◆ **DATA TO PROCESS**:
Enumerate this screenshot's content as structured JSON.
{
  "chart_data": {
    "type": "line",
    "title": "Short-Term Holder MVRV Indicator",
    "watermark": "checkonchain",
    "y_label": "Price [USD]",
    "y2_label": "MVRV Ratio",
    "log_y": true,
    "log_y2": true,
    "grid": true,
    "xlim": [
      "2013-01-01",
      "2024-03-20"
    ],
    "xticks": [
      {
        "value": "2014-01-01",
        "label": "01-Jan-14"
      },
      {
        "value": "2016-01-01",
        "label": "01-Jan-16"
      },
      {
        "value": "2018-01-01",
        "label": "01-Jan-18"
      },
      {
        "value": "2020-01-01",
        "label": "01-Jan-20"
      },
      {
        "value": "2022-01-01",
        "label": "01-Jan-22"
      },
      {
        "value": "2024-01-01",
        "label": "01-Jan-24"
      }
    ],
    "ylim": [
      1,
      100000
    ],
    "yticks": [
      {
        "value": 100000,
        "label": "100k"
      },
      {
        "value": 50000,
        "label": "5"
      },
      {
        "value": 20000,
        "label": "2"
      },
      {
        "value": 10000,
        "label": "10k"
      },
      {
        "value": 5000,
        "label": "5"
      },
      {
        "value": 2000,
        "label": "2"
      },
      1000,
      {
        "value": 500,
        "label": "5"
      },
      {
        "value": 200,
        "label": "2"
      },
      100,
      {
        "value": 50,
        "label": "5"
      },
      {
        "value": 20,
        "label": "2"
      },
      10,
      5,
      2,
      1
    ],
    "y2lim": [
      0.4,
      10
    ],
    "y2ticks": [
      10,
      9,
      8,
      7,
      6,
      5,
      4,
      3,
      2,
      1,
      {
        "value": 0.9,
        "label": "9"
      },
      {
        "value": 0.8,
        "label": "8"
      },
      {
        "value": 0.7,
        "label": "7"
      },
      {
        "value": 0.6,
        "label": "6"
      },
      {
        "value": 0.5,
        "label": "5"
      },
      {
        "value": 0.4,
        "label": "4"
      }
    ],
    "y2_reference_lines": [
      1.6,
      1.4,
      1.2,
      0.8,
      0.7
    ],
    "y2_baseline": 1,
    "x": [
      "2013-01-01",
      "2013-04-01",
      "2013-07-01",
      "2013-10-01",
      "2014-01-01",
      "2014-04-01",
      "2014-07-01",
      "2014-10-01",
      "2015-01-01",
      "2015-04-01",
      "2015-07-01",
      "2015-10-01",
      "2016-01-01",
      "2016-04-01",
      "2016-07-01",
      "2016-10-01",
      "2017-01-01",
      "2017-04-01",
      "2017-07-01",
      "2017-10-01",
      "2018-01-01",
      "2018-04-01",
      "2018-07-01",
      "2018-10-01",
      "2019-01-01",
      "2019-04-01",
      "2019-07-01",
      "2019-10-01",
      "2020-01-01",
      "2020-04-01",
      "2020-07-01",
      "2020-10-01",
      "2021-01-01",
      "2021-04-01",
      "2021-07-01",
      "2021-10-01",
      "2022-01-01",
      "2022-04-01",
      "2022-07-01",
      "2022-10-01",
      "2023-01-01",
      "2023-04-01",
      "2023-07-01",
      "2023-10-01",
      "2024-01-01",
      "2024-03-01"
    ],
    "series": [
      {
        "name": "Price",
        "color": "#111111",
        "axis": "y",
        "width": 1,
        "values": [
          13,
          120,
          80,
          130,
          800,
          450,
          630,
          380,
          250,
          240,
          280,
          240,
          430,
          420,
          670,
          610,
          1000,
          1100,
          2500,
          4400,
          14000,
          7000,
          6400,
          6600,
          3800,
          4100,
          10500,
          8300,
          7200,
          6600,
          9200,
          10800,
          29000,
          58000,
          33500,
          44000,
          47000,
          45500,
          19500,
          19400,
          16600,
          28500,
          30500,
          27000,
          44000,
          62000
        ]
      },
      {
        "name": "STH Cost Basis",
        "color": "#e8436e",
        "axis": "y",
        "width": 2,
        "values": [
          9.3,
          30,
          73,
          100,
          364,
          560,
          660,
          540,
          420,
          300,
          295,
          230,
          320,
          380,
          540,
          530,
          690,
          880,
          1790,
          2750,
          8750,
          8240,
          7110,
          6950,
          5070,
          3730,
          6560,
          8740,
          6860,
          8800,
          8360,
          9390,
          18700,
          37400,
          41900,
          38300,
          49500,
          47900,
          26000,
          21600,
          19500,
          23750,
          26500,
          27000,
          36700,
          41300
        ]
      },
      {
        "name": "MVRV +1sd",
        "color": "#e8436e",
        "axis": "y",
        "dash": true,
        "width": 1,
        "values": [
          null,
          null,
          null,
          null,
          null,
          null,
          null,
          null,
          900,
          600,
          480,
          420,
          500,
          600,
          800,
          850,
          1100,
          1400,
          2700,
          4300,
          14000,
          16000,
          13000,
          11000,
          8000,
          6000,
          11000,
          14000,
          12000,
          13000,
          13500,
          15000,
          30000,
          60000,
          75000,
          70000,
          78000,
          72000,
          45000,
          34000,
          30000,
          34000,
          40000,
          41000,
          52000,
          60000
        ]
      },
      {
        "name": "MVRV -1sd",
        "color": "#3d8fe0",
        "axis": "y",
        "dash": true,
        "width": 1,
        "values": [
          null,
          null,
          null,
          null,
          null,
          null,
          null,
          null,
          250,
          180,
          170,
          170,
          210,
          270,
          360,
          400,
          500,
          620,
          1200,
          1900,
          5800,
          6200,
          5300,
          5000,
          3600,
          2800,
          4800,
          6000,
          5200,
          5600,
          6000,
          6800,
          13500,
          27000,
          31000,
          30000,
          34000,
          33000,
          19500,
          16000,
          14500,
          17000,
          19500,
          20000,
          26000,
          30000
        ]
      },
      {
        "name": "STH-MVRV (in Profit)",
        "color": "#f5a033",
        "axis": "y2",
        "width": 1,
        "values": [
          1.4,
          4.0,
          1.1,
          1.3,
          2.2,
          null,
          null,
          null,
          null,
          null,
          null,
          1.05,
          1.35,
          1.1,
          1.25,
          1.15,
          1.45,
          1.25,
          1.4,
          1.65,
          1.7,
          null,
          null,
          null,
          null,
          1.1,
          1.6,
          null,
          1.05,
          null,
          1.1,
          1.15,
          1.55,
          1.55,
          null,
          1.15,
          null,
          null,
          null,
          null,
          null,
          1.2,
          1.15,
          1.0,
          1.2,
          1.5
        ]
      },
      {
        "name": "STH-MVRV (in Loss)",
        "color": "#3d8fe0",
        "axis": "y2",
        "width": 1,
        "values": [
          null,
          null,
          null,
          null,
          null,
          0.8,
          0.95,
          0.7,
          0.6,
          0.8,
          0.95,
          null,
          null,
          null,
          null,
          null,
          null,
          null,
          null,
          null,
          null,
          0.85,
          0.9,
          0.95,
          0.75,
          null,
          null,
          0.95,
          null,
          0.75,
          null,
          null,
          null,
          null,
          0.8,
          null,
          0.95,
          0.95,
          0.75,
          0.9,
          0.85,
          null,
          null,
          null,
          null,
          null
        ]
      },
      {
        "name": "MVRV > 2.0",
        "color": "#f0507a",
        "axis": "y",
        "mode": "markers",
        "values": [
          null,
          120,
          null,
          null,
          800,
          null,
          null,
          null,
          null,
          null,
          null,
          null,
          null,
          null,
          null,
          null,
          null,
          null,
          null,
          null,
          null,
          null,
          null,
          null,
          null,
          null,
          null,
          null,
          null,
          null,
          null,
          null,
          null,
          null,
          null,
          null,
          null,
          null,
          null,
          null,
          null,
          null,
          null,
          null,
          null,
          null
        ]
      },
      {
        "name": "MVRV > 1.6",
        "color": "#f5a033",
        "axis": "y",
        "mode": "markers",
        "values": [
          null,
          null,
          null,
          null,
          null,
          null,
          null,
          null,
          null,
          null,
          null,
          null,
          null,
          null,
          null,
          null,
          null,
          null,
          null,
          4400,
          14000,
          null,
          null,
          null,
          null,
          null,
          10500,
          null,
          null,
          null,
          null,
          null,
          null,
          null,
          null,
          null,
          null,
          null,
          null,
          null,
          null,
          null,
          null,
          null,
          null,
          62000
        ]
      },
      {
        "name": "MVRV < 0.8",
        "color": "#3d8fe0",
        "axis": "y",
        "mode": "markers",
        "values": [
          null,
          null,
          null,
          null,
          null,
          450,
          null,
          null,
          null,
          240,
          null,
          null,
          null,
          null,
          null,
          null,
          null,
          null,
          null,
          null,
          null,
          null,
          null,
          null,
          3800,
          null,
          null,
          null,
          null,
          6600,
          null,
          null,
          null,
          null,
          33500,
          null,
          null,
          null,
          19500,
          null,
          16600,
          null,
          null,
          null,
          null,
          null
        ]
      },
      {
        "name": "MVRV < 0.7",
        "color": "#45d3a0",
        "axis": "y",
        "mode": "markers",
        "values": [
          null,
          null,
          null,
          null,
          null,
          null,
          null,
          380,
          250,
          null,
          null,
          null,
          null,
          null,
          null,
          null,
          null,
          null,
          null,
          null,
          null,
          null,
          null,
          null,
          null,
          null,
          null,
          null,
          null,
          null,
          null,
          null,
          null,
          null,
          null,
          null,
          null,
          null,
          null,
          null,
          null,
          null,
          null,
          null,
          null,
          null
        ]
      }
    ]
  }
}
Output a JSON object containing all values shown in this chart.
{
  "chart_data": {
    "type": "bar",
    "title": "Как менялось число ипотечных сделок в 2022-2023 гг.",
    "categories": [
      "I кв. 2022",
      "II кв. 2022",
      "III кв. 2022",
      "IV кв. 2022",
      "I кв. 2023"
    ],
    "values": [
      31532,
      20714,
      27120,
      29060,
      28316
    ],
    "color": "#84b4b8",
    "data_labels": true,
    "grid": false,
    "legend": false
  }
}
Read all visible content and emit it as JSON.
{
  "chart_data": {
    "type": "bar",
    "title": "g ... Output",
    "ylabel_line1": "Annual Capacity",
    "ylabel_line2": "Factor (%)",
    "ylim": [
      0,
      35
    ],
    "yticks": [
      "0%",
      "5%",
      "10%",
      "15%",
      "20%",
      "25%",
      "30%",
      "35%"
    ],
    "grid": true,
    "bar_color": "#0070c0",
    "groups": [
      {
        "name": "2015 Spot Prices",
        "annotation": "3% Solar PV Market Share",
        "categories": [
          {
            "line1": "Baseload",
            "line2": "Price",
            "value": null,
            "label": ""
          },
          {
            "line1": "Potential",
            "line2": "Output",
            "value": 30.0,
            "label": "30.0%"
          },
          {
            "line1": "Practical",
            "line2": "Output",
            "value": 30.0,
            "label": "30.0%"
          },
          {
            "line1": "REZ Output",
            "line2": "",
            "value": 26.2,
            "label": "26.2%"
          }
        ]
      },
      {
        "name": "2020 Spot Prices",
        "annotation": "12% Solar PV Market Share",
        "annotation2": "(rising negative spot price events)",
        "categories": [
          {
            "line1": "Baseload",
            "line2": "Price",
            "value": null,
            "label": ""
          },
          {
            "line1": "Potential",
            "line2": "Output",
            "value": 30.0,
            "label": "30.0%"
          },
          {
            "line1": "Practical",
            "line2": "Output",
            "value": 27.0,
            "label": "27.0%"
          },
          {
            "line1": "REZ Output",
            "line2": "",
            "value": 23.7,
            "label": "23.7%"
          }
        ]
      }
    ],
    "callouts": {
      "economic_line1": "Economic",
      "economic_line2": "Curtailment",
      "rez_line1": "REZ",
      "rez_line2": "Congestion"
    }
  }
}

◆ **EXERCISE INSTRUCTIONS**: Of the lines above, copy each that contains "this".

◆ **SOLUTION**:
Enumerate this screenshot's content as structured JSON.
Output a JSON object containing all values shown in this chart.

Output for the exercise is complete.